Task description: Using the data beneath, show every line that includes the word "across".

+===+

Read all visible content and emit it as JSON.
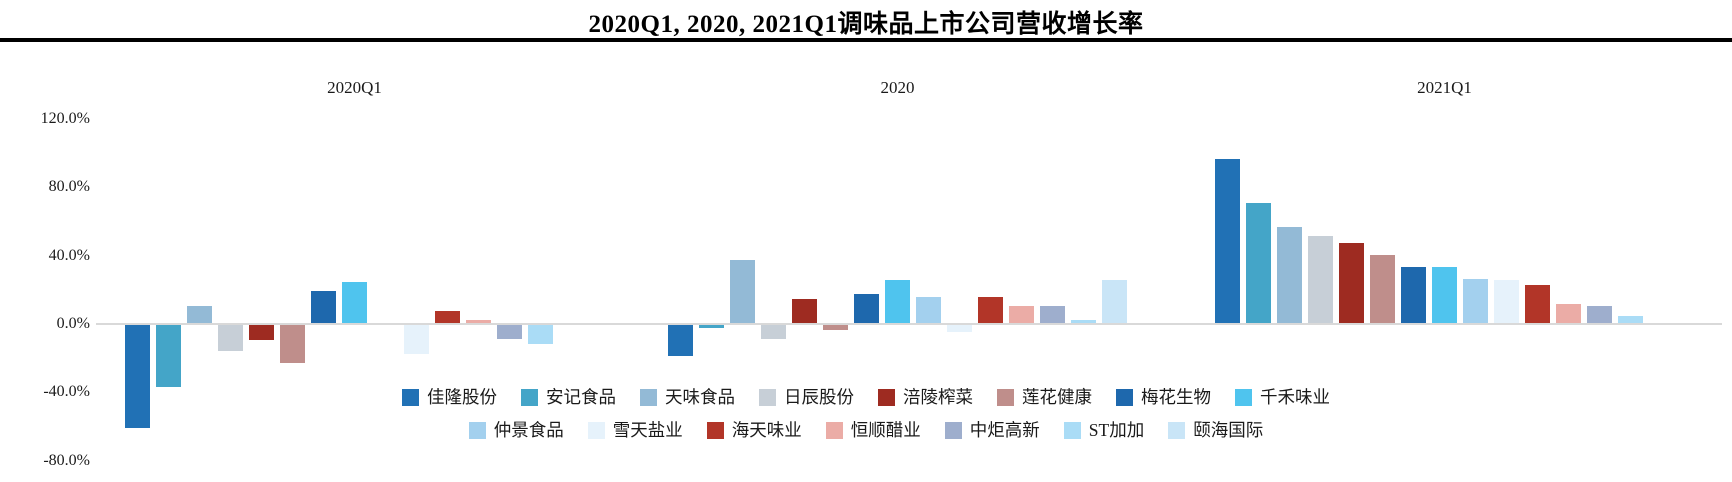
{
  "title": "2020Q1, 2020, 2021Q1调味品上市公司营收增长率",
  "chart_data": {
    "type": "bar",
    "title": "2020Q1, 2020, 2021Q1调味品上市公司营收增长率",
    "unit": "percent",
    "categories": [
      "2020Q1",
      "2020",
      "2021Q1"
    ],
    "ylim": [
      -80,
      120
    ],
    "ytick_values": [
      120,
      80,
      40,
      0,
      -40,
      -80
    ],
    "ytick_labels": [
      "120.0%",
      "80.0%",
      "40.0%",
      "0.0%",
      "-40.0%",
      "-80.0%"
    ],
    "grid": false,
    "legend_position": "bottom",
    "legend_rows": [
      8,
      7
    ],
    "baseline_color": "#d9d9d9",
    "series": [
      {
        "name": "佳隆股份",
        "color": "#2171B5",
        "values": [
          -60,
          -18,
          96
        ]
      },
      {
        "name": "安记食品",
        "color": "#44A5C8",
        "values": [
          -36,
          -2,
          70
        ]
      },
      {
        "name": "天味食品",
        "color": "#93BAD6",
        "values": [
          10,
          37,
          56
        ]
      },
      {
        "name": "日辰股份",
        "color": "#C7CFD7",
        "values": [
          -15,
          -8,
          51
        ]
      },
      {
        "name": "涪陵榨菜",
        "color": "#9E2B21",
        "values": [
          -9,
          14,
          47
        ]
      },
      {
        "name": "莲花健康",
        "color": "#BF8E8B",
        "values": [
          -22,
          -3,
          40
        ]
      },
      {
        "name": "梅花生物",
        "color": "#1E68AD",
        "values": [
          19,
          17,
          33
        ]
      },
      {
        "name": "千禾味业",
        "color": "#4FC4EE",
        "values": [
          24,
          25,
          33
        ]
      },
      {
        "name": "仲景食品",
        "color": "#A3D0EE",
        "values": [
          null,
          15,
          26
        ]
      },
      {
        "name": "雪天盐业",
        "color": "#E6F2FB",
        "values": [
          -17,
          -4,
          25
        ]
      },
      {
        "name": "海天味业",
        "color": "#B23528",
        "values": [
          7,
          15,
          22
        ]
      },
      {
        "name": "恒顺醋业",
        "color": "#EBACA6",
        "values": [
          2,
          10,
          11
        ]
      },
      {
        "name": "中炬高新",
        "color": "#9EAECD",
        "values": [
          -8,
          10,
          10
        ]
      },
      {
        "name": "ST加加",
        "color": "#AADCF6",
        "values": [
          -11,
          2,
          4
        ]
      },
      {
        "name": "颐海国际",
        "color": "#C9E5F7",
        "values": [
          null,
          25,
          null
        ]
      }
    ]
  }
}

+===+

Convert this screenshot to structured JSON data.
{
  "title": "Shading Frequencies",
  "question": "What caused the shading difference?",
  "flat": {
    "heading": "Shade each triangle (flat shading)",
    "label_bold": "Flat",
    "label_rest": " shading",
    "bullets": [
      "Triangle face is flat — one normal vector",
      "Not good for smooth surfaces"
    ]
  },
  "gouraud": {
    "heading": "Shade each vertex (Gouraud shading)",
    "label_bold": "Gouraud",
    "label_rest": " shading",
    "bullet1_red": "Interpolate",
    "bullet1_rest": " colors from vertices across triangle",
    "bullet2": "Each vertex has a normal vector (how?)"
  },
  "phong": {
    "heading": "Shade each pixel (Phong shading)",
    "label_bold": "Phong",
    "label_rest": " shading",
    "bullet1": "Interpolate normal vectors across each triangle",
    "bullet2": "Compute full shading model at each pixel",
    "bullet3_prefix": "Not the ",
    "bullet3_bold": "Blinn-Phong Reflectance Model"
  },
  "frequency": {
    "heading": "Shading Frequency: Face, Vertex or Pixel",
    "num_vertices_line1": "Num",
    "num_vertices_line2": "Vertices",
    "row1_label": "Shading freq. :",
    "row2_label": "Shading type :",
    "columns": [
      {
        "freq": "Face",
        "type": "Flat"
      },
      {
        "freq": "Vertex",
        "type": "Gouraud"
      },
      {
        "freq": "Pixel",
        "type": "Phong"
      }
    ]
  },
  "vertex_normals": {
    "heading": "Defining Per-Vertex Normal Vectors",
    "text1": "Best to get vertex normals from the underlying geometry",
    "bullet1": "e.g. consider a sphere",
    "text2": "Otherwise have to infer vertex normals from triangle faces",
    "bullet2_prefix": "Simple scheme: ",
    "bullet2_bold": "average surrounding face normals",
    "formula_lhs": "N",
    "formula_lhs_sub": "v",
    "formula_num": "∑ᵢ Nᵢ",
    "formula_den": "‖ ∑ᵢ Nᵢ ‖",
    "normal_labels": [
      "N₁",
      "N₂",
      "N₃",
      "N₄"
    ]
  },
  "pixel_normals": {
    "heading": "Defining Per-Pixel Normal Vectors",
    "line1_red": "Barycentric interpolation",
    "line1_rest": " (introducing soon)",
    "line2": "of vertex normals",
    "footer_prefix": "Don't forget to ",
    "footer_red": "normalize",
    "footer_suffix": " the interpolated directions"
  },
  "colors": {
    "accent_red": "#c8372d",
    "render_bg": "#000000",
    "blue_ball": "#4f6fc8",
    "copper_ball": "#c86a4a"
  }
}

+===+

Response to this task:
    "bullet1_rest": " colors from vertices across triangle",
    "bullet1": "Interpolate normal vectors across each triangle",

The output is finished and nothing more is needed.